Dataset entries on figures
▶
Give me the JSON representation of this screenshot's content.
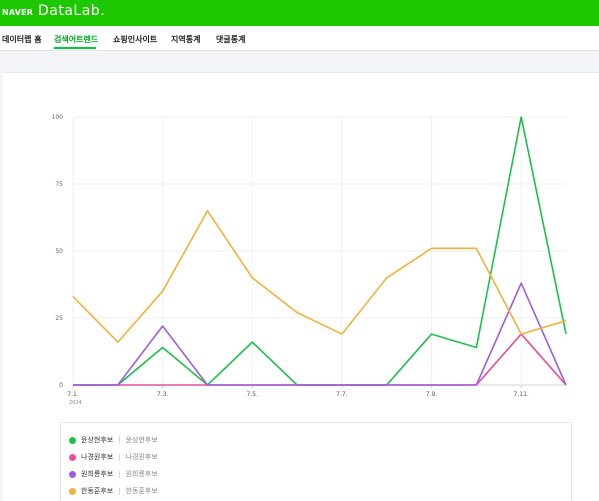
{
  "header": {
    "naver_logo": "NAVER",
    "datalab_logo": "DataLab."
  },
  "nav": {
    "items": [
      {
        "label": "데이터랩 홈"
      },
      {
        "label": "검색어트렌드"
      },
      {
        "label": "쇼핑인사이트"
      },
      {
        "label": "지역통계"
      },
      {
        "label": "댓글통계"
      }
    ],
    "active_index": 1
  },
  "chart_data": {
    "type": "line",
    "x": [
      "7.1.",
      "7.2.",
      "7.3.",
      "7.4.",
      "7.5.",
      "7.6.",
      "7.7.",
      "7.8.",
      "7.9.",
      "7.10.",
      "7.11.",
      "7.12."
    ],
    "x_tick_labels": [
      "7.1.",
      "7.3.",
      "7.5.",
      "7.7.",
      "7.9.",
      "7.11."
    ],
    "x_tick_indices": [
      0,
      2,
      4,
      6,
      8,
      10
    ],
    "x_sublabel": "2024",
    "y_ticks": [
      0,
      25,
      50,
      75,
      100
    ],
    "ylim": [
      0,
      100
    ],
    "grid": true,
    "series": [
      {
        "name": "윤상현후보",
        "color": "#1dc04b",
        "values": [
          0,
          0,
          14,
          0,
          16,
          0,
          0,
          0,
          19,
          14,
          100,
          19
        ]
      },
      {
        "name": "나경원후보",
        "color": "#e84e9b",
        "values": [
          0,
          0,
          0,
          0,
          0,
          0,
          0,
          0,
          0,
          0,
          19,
          0
        ]
      },
      {
        "name": "원희룡후보",
        "color": "#9b5de5",
        "values": [
          0,
          0,
          22,
          0,
          0,
          0,
          0,
          0,
          0,
          0,
          38,
          0
        ]
      },
      {
        "name": "한동훈후보",
        "color": "#f4b13a",
        "values": [
          33,
          16,
          35,
          65,
          40,
          27,
          19,
          40,
          51,
          51,
          19,
          24
        ]
      }
    ]
  },
  "legend": {
    "items": [
      {
        "name": "윤상현후보",
        "sub": "윤상현후보",
        "color": "#1dc04b"
      },
      {
        "name": "나경원후보",
        "sub": "나경원후보",
        "color": "#e84e9b"
      },
      {
        "name": "원희룡후보",
        "sub": "원희룡후보",
        "color": "#9b5de5"
      },
      {
        "name": "한동훈후보",
        "sub": "한동훈후보",
        "color": "#f4b13a"
      }
    ]
  }
}
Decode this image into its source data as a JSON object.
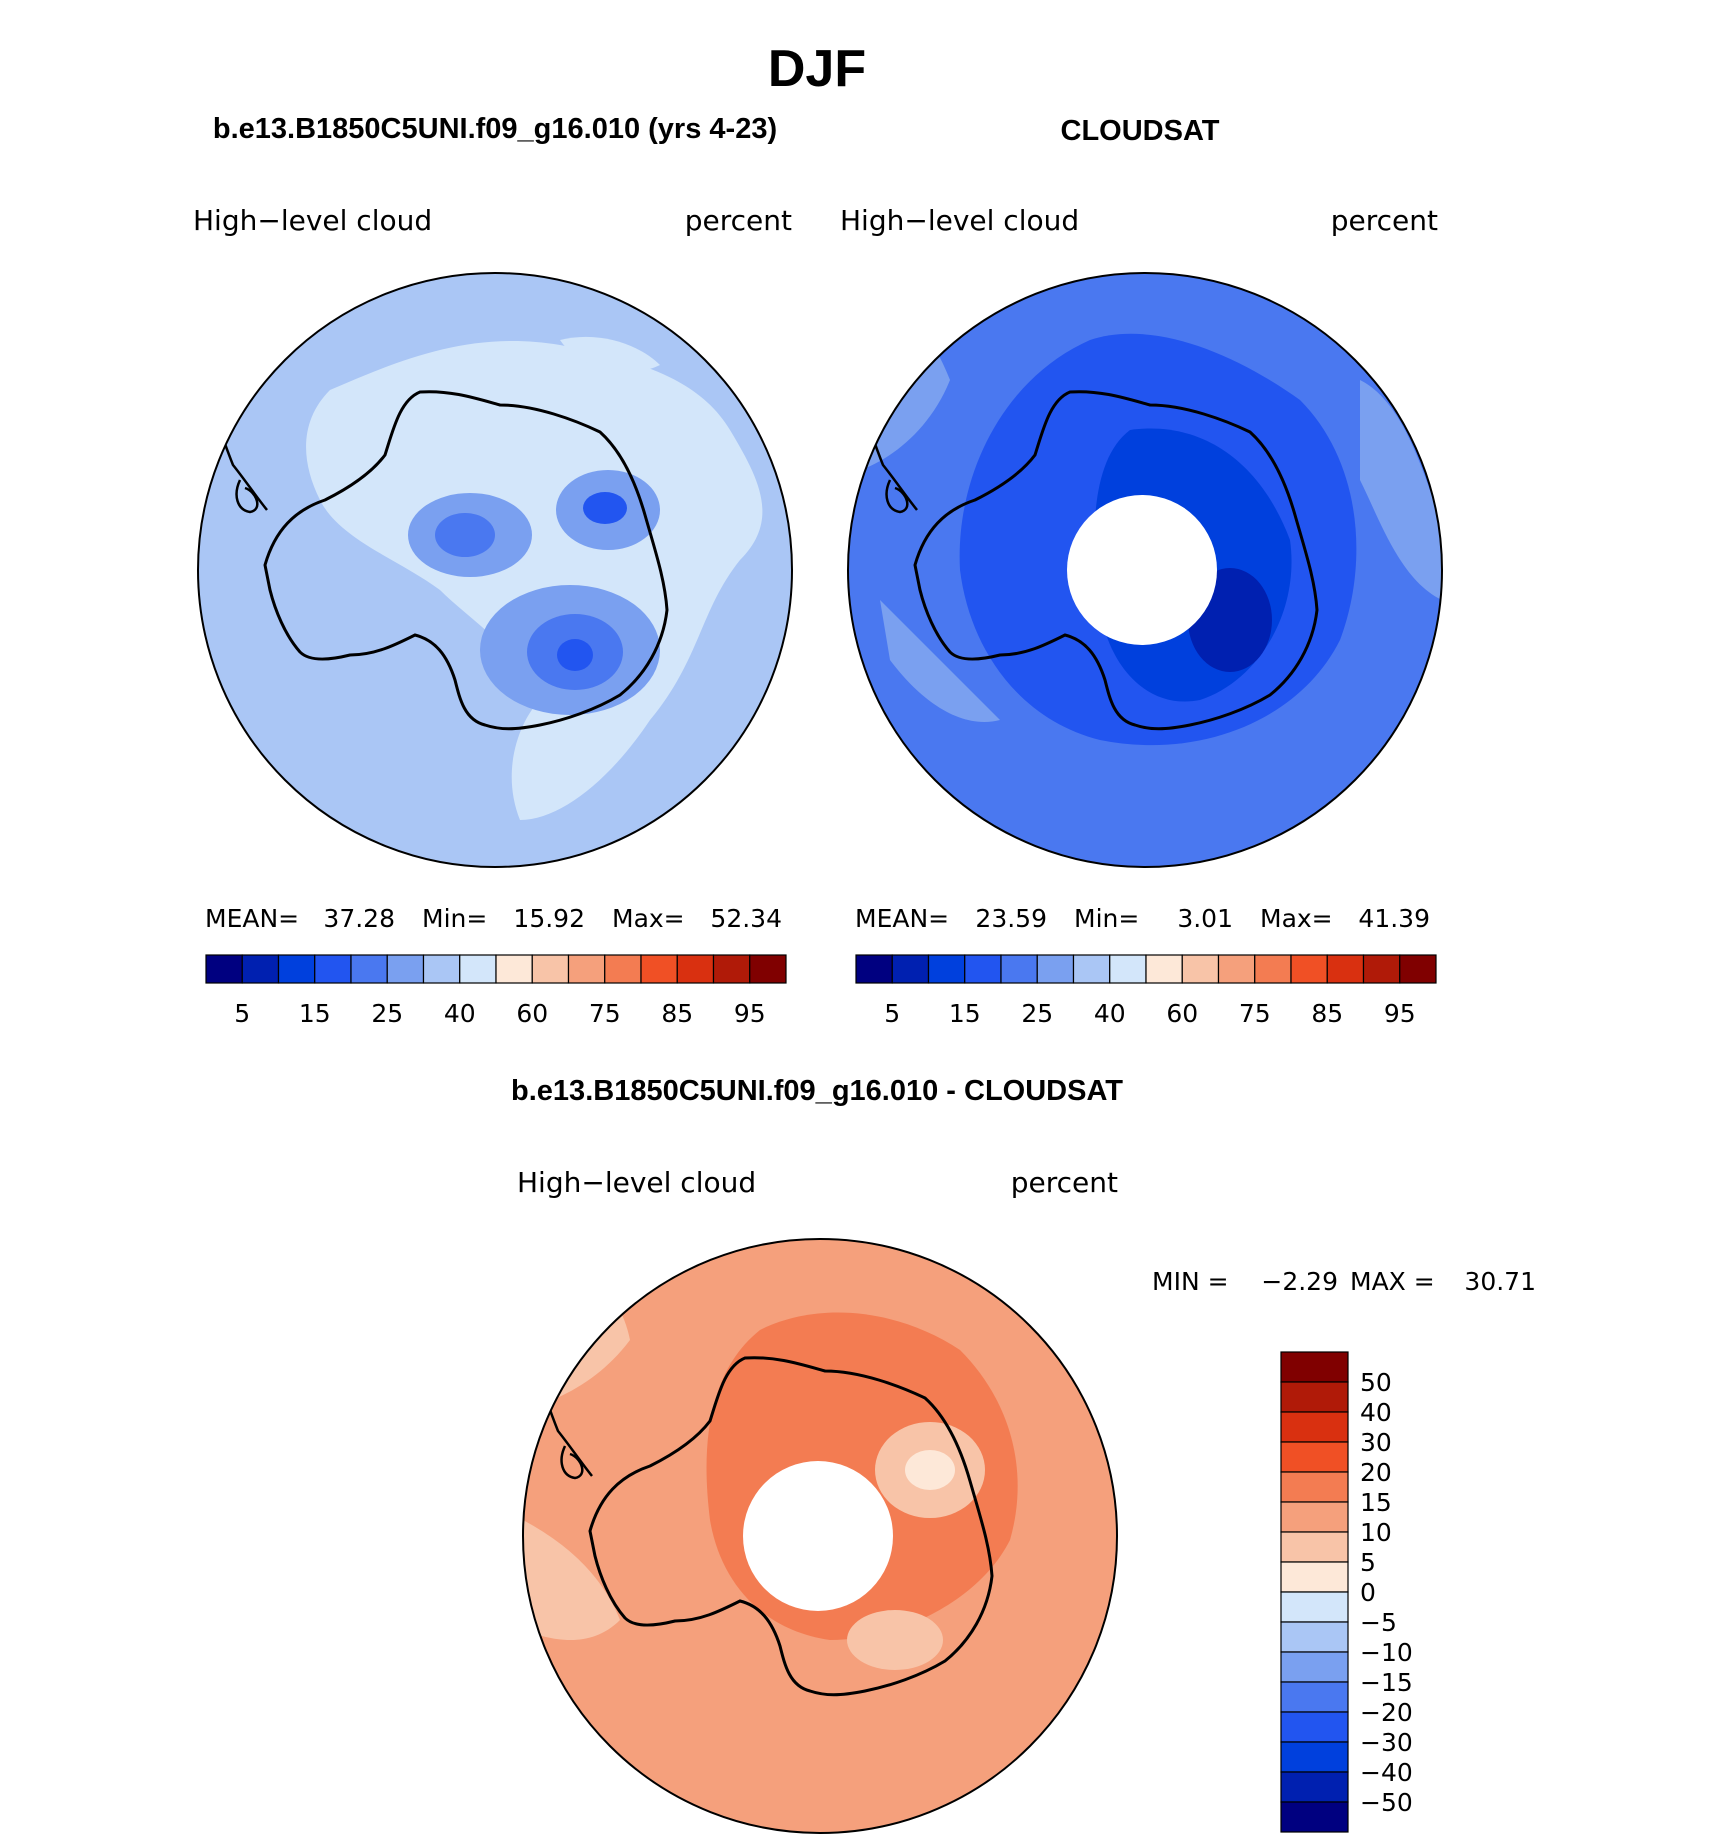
{
  "figure_title": "DJF",
  "panels": [
    {
      "title": "b.e13.B1850C5UNI.f09_g16.010 (yrs 4-23)",
      "variable": "High−level cloud",
      "units": "percent",
      "stats": {
        "mean_label": "MEAN=",
        "mean": "37.28",
        "min_label": "Min=",
        "min": "15.92",
        "max_label": "Max=",
        "max": "52.34"
      }
    },
    {
      "title": "CLOUDSAT",
      "variable": "High−level cloud",
      "units": "percent",
      "stats": {
        "mean_label": "MEAN=",
        "mean": "23.59",
        "min_label": "Min=",
        "min": "3.01",
        "max_label": "Max=",
        "max": "41.39"
      }
    },
    {
      "title": "b.e13.B1850C5UNI.f09_g16.010 - CLOUDSAT",
      "variable": "High−level cloud",
      "units": "percent",
      "stats": {
        "min_label": "MIN =",
        "min": "−2.29",
        "max_label": "MAX =",
        "max": "30.71"
      }
    }
  ],
  "abs_colorbar": {
    "colors": [
      "#000080",
      "#0020b0",
      "#0040dd",
      "#2255f0",
      "#4a78f0",
      "#7aa0f0",
      "#aac6f5",
      "#d3e6fa",
      "#fde8d8",
      "#f8c4a8",
      "#f5a07c",
      "#f37c52",
      "#f05025",
      "#d93010",
      "#b01a08",
      "#800000"
    ],
    "labels": [
      "5",
      "15",
      "25",
      "40",
      "60",
      "75",
      "85",
      "95"
    ]
  },
  "diff_colorbar": {
    "colors": [
      "#800000",
      "#b01a08",
      "#d93010",
      "#f05025",
      "#f37c52",
      "#f5a07c",
      "#f8c4a8",
      "#fde8d8",
      "#d3e6fa",
      "#aac6f5",
      "#7aa0f0",
      "#4a78f0",
      "#2255f0",
      "#0040dd",
      "#0020b0",
      "#000080"
    ],
    "labels": [
      "50",
      "40",
      "30",
      "20",
      "15",
      "10",
      "5",
      "0",
      "−5",
      "−10",
      "−15",
      "−20",
      "−30",
      "−40",
      "−50"
    ]
  },
  "map_colors": {
    "model_background": "#aac6f5",
    "cloudsat_background": "#4a78f0",
    "diff_background": "#f5a07c",
    "coastline": "#000000",
    "missing": "#ffffff"
  }
}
◀
* Written request *
Go through the records above and copy every line with the word "this".

* Problem solution *
Give me the JSON representation of this screenshot's content.
Decode this image into its source data as a JSON object.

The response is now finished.